* _SET TASK_: Comb the records below for the string "indicator" and copy each line where it turns up.

* _MATERIAL PROVIDED_:
— Begin —
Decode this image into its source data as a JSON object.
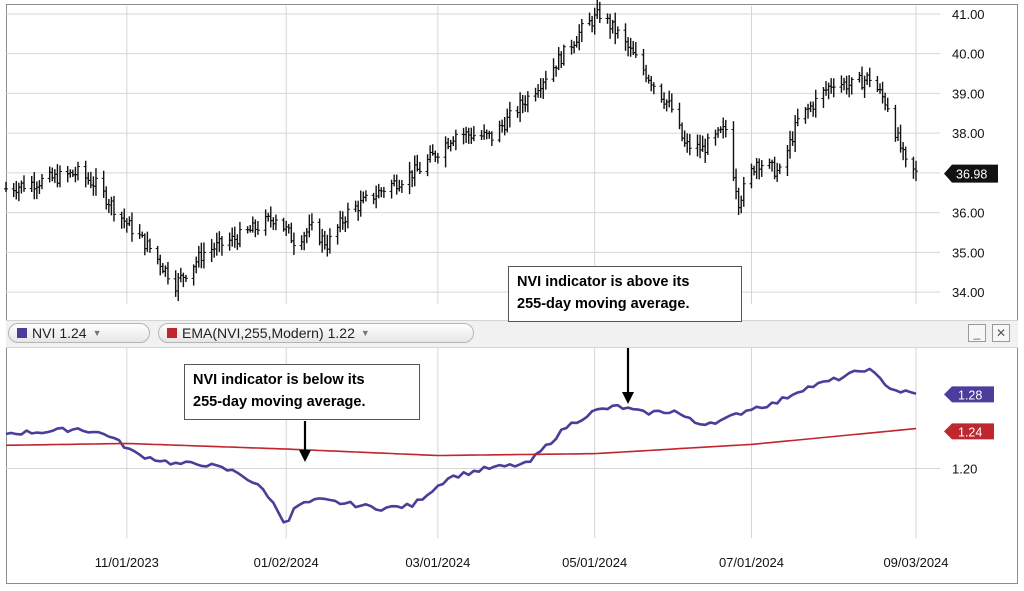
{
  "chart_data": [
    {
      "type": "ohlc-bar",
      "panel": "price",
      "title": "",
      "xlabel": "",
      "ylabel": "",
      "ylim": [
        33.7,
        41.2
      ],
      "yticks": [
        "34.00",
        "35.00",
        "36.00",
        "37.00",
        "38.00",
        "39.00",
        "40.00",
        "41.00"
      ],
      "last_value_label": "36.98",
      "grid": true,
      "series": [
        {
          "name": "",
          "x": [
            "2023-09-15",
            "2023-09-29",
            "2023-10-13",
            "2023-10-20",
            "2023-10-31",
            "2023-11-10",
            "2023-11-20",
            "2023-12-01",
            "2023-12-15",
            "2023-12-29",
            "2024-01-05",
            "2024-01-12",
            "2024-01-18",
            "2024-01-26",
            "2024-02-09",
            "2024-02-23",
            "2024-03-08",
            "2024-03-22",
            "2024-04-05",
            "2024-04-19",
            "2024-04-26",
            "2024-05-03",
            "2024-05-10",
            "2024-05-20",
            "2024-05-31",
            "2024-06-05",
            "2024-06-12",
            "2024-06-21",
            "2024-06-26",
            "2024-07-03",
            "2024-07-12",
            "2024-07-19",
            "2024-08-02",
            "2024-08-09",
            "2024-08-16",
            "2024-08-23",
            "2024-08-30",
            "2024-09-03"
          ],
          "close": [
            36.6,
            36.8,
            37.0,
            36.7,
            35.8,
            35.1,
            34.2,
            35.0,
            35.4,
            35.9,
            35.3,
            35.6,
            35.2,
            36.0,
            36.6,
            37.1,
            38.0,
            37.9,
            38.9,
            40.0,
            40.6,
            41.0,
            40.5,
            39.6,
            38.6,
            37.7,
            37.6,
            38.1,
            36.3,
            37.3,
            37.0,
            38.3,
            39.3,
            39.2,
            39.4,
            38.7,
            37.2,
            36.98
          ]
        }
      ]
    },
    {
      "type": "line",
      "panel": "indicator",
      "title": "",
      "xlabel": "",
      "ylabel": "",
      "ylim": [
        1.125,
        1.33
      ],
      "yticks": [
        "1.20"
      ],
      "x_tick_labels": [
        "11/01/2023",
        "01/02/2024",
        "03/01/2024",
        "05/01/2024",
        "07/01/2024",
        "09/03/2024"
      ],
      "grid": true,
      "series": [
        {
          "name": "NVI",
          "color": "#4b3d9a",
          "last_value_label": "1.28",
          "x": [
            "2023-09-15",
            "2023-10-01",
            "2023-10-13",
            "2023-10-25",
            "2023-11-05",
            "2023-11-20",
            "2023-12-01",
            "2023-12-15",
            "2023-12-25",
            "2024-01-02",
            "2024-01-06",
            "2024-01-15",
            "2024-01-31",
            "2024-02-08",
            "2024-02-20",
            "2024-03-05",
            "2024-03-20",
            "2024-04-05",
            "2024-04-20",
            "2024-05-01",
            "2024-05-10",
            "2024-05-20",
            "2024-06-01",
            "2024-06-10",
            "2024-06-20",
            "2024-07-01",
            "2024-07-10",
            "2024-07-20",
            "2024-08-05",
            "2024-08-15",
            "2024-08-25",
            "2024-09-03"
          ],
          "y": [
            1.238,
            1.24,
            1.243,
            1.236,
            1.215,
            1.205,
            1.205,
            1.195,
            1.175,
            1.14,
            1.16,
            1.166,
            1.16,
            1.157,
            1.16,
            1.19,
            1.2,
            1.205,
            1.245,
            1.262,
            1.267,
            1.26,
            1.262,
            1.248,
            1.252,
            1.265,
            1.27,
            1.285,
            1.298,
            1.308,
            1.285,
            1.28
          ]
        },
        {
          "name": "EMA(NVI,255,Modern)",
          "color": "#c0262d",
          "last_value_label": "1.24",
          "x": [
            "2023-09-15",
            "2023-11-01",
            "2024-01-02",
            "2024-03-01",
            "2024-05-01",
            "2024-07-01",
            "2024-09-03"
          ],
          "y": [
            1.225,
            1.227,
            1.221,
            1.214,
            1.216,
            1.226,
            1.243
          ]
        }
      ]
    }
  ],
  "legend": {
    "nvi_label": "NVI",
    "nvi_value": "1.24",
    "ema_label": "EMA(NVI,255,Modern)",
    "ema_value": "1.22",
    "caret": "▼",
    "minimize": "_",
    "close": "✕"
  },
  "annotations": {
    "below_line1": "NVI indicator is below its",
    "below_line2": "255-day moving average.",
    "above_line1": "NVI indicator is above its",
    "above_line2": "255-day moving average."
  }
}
— End —
* _ANSWER TO THE EXERCISE_:
      "panel": "indicator",
    "below_line1": "NVI indicator is below its",
    "above_line1": "NVI indicator is above its",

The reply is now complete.